## Do this
Copy each line with the word "title" in it.

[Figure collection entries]
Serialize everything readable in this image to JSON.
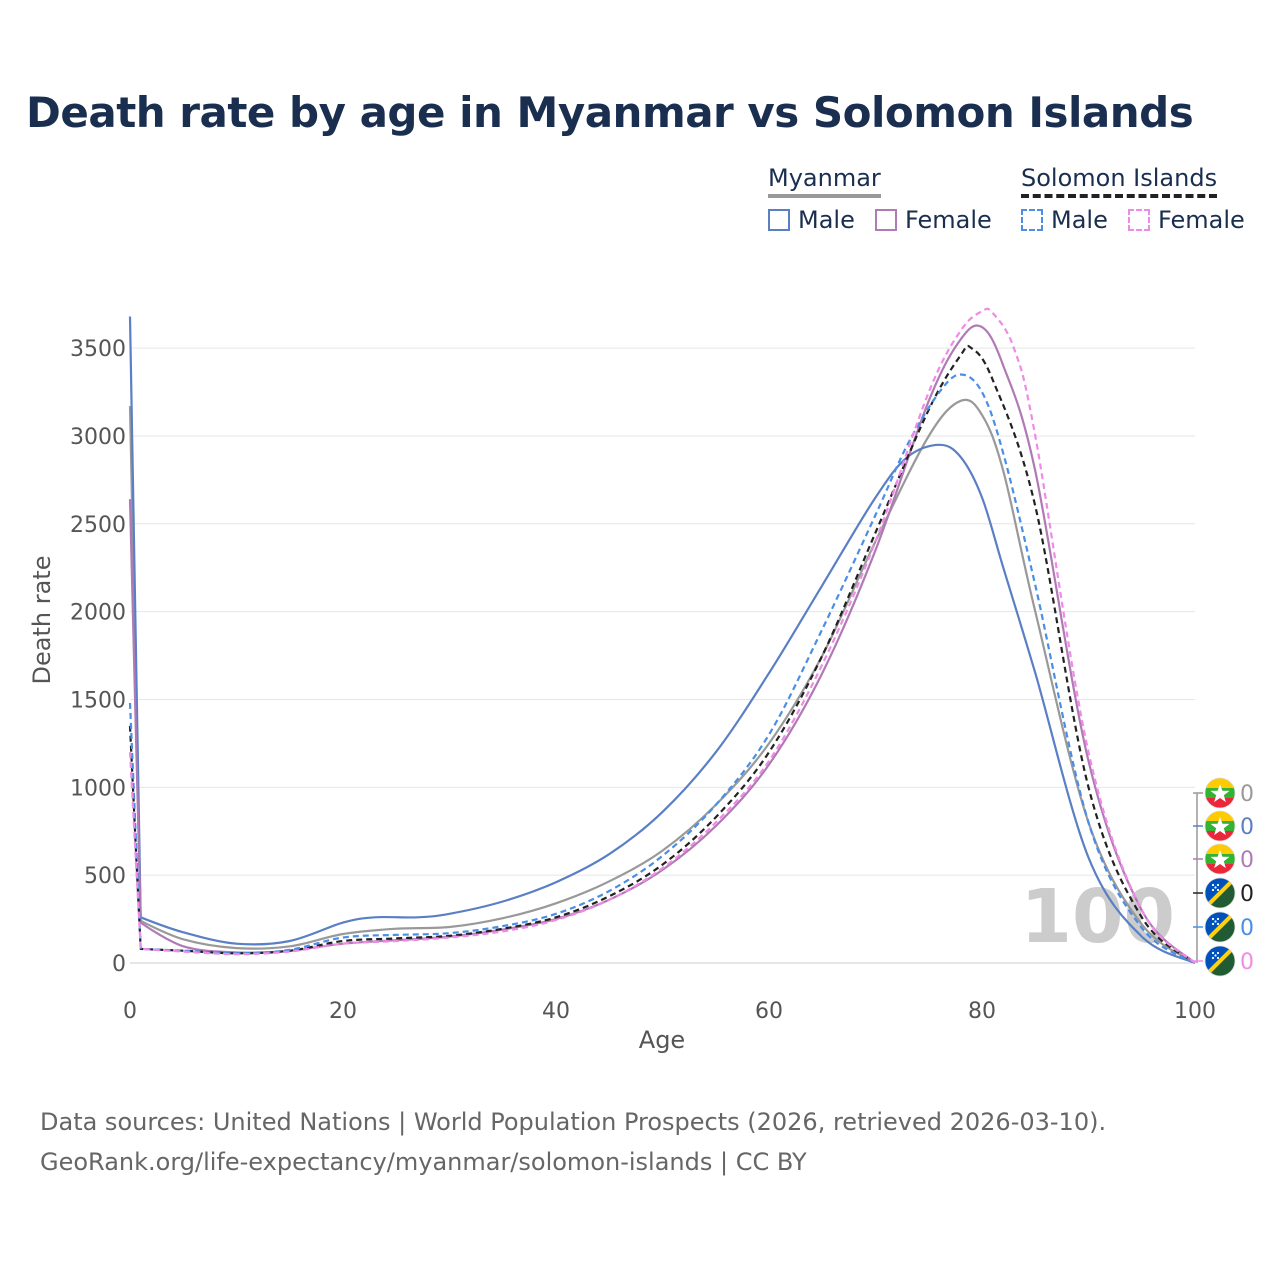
{
  "chart_data": {
    "type": "line",
    "title": "Death rate by age in Myanmar vs Solomon Islands",
    "xlabel": "Age",
    "ylabel": "Death rate",
    "xlim": [
      0,
      100
    ],
    "ylim": [
      0,
      3700
    ],
    "xticks": [
      0,
      20,
      40,
      60,
      80,
      100
    ],
    "yticks": [
      0,
      500,
      1000,
      1500,
      2000,
      2500,
      3000,
      3500
    ],
    "grid": true,
    "watermark": "100",
    "legend": {
      "groups": [
        {
          "title": "Myanmar",
          "color": "#999999",
          "dash": "solid",
          "items": [
            {
              "label": "Male",
              "color": "#5a7fc4",
              "dash": "solid"
            },
            {
              "label": "Female",
              "color": "#b07ab5",
              "dash": "solid"
            }
          ]
        },
        {
          "title": "Solomon Islands",
          "color": "#222222",
          "dash": "dashed",
          "items": [
            {
              "label": "Male",
              "color": "#4a8ee6",
              "dash": "dashed"
            },
            {
              "label": "Female",
              "color": "#f08ae6",
              "dash": "dashed"
            }
          ]
        }
      ]
    },
    "series": [
      {
        "name": "Myanmar Total",
        "color": "#999999",
        "dash": "solid",
        "x": [
          0,
          1,
          5,
          10,
          15,
          20,
          25,
          30,
          35,
          40,
          45,
          50,
          55,
          60,
          65,
          70,
          75,
          78,
          80,
          82,
          85,
          90,
          95,
          100
        ],
        "y": [
          3170,
          240,
          135,
          85,
          95,
          165,
          195,
          205,
          255,
          340,
          465,
          640,
          900,
          1250,
          1750,
          2400,
          3000,
          3200,
          3120,
          2800,
          2000,
          800,
          220,
          0
        ]
      },
      {
        "name": "Myanmar Male",
        "color": "#5a7fc4",
        "dash": "solid",
        "x": [
          0,
          1,
          5,
          10,
          15,
          20,
          23,
          27,
          30,
          35,
          40,
          45,
          50,
          55,
          60,
          65,
          70,
          73,
          76,
          78,
          80,
          82,
          85,
          90,
          95,
          100
        ],
        "y": [
          3680,
          260,
          175,
          110,
          125,
          230,
          260,
          260,
          280,
          350,
          460,
          620,
          860,
          1200,
          1650,
          2150,
          2650,
          2880,
          2950,
          2880,
          2650,
          2250,
          1650,
          600,
          150,
          0
        ]
      },
      {
        "name": "Myanmar Female",
        "color": "#b07ab5",
        "dash": "solid",
        "x": [
          0,
          1,
          5,
          10,
          15,
          20,
          25,
          30,
          35,
          40,
          45,
          50,
          55,
          60,
          65,
          70,
          75,
          78,
          80,
          82,
          85,
          90,
          95,
          100
        ],
        "y": [
          2640,
          230,
          95,
          60,
          70,
          110,
          130,
          150,
          190,
          250,
          360,
          530,
          780,
          1130,
          1650,
          2350,
          3200,
          3550,
          3620,
          3400,
          2800,
          1150,
          300,
          0
        ]
      },
      {
        "name": "Solomon Islands Total",
        "color": "#222222",
        "dash": "dashed",
        "x": [
          0,
          1,
          5,
          10,
          15,
          20,
          25,
          30,
          35,
          40,
          45,
          50,
          55,
          60,
          65,
          70,
          75,
          78,
          79,
          81,
          85,
          90,
          95,
          100
        ],
        "y": [
          1350,
          80,
          70,
          55,
          70,
          125,
          140,
          155,
          195,
          260,
          380,
          560,
          830,
          1200,
          1750,
          2450,
          3150,
          3460,
          3500,
          3320,
          2600,
          1000,
          260,
          0
        ]
      },
      {
        "name": "Solomon Islands Male",
        "color": "#4a8ee6",
        "dash": "dashed",
        "x": [
          0,
          1,
          5,
          10,
          15,
          20,
          25,
          30,
          35,
          40,
          45,
          50,
          55,
          60,
          65,
          70,
          73,
          76,
          78,
          80,
          82,
          85,
          90,
          95,
          100
        ],
        "y": [
          1480,
          80,
          70,
          55,
          75,
          145,
          160,
          170,
          210,
          280,
          410,
          610,
          900,
          1300,
          1900,
          2550,
          2950,
          3250,
          3350,
          3250,
          2900,
          2150,
          800,
          200,
          0
        ]
      },
      {
        "name": "Solomon Islands Female",
        "color": "#f08ae6",
        "dash": "dashed",
        "x": [
          0,
          1,
          5,
          10,
          15,
          20,
          25,
          30,
          35,
          40,
          45,
          50,
          55,
          60,
          65,
          70,
          75,
          78,
          80,
          81,
          83,
          85,
          90,
          95,
          100
        ],
        "y": [
          1200,
          80,
          65,
          50,
          65,
          110,
          125,
          145,
          180,
          245,
          360,
          540,
          800,
          1150,
          1700,
          2400,
          3250,
          3600,
          3710,
          3700,
          3500,
          3000,
          1200,
          300,
          0
        ]
      }
    ],
    "end_labels": [
      {
        "value": "0",
        "color": "#999999",
        "flag": "myanmar"
      },
      {
        "value": "0",
        "color": "#5a7fc4",
        "flag": "myanmar"
      },
      {
        "value": "0",
        "color": "#b07ab5",
        "flag": "myanmar"
      },
      {
        "value": "0",
        "color": "#222222",
        "flag": "solomon"
      },
      {
        "value": "0",
        "color": "#4a8ee6",
        "flag": "solomon"
      },
      {
        "value": "0",
        "color": "#f08ae6",
        "flag": "solomon"
      }
    ]
  },
  "footer": {
    "line1": "Data sources: United Nations | World Population Prospects (2026, retrieved 2026-03-10).",
    "line2": "GeoRank.org/life-expectancy/myanmar/solomon-islands | CC BY"
  }
}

## Response to this task
    "title": "Death rate by age in Myanmar vs Solomon Islands",
          "title": "Myanmar",
          "title": "Solomon Islands",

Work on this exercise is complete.